RECORDED INFORMATION:
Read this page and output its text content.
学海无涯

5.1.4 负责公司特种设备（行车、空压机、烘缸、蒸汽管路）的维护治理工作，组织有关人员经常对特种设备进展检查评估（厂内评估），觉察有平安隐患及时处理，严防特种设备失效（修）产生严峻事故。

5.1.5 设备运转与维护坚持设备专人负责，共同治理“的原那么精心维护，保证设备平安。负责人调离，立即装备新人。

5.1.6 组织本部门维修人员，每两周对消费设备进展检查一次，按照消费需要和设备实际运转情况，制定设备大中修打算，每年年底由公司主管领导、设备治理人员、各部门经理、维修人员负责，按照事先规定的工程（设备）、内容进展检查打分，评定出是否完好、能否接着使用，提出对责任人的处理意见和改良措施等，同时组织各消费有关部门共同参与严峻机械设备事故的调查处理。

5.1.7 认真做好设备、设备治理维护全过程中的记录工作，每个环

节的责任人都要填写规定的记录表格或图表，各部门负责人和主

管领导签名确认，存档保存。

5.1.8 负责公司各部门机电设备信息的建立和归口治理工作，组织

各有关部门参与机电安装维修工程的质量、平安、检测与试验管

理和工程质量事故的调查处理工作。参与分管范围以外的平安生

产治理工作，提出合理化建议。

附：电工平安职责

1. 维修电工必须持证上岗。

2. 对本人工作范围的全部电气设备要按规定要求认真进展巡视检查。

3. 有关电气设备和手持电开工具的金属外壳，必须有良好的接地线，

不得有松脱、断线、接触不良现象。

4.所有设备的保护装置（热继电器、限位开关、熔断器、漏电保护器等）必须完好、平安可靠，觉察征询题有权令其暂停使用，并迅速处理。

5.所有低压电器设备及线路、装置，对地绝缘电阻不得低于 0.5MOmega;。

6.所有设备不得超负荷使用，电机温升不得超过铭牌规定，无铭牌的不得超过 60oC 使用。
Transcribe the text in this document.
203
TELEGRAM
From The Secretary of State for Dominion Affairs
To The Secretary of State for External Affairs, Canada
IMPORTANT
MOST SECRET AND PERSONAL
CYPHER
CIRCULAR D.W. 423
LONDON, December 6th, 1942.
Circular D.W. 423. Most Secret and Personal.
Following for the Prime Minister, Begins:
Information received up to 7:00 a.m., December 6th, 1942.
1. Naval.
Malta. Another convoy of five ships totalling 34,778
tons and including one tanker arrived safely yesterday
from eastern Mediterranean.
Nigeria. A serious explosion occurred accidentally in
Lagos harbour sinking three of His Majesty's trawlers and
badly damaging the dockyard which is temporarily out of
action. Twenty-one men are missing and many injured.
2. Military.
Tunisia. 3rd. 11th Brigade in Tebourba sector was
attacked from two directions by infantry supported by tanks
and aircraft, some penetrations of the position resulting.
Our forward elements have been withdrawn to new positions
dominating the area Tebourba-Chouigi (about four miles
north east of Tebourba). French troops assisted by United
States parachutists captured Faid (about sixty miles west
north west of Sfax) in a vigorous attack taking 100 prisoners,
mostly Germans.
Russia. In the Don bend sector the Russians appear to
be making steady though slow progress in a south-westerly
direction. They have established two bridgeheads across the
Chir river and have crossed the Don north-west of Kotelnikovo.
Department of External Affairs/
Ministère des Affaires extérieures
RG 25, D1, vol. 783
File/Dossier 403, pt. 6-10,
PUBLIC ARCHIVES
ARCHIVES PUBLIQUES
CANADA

EXERCISE: List all lines in the material containing the string "sector".

OUTPUT FOR THIS EXERCISE:
Tunisia. 3rd. 11th Brigade in Tebourba sector was
Russia. In the Don bend sector the Russians appear to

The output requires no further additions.